Data records:
---*---

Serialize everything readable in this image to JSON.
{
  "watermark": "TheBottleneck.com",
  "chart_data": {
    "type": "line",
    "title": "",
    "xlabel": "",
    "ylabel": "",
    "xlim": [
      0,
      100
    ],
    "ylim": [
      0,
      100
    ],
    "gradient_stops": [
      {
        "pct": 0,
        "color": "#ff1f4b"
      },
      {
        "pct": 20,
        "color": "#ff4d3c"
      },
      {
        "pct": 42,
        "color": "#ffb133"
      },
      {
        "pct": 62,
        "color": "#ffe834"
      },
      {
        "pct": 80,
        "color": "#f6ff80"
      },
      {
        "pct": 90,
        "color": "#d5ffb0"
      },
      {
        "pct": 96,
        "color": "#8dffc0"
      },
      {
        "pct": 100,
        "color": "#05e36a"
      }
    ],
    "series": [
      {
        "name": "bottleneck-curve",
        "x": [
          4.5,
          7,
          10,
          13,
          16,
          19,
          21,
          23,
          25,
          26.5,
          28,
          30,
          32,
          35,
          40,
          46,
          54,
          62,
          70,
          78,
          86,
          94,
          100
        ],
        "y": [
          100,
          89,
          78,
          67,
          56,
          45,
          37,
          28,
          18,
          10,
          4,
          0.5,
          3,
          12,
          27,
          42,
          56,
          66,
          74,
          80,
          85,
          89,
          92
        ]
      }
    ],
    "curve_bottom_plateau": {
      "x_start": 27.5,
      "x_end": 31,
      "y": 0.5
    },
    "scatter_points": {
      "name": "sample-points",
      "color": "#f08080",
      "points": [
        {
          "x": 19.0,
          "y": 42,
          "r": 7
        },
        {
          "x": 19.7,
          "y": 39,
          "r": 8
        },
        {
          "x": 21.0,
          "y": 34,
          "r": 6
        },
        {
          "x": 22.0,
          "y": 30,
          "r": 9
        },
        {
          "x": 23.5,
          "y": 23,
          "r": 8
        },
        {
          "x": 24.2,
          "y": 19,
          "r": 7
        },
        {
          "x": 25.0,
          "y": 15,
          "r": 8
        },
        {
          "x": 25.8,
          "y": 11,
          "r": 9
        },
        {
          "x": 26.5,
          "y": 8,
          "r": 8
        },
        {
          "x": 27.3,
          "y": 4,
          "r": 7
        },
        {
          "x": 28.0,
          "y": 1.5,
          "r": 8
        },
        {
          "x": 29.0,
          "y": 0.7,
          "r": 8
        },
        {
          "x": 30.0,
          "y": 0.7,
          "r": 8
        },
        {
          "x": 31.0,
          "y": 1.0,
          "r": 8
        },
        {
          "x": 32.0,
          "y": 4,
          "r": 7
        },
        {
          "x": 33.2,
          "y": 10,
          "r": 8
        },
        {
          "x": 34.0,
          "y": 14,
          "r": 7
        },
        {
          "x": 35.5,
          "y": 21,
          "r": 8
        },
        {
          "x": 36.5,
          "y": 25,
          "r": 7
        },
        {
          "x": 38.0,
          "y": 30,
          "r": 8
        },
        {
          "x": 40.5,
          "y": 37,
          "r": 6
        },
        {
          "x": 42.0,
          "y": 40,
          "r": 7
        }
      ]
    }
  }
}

---*---

◆ Directive
Copy each line that holds the word "name".

◆ Expected answer
        "name": "bottleneck-curve",
      "name": "sample-points",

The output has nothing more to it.